▶ EXERCISE: For the records below, give the count of lines holding the word "grau" and nothing more.

-------- RECORDS SUPPLIED

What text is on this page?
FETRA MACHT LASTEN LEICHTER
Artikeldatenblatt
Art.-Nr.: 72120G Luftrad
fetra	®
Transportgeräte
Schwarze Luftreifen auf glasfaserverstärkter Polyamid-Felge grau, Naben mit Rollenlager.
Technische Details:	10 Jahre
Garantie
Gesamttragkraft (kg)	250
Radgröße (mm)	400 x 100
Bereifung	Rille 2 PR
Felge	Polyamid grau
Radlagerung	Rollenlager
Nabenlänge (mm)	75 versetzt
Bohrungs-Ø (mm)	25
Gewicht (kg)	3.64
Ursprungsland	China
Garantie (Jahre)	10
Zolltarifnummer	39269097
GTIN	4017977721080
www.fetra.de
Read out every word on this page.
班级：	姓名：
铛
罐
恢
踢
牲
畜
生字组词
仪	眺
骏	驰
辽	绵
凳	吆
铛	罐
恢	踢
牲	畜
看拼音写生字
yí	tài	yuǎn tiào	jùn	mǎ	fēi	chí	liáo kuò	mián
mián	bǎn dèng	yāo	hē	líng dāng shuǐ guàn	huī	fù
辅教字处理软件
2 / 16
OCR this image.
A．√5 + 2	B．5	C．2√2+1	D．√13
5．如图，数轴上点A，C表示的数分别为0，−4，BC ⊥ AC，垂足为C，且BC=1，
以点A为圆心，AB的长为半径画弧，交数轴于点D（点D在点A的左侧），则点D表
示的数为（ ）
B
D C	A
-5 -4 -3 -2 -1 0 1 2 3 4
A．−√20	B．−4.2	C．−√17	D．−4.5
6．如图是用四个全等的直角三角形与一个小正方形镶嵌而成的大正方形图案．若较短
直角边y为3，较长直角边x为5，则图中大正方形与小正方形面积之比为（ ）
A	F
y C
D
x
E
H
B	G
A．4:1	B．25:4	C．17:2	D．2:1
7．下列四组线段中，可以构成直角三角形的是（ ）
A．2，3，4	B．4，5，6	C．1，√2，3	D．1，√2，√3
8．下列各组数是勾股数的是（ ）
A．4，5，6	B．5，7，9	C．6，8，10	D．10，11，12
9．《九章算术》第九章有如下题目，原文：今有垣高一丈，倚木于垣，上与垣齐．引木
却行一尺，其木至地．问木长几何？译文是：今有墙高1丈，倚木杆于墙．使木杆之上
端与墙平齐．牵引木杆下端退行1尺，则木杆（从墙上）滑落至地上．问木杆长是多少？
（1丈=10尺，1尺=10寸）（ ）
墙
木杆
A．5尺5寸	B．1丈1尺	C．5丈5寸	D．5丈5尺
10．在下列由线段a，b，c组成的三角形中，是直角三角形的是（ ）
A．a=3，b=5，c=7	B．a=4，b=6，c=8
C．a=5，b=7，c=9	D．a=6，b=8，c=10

----------------

▶ RESPONSE: 2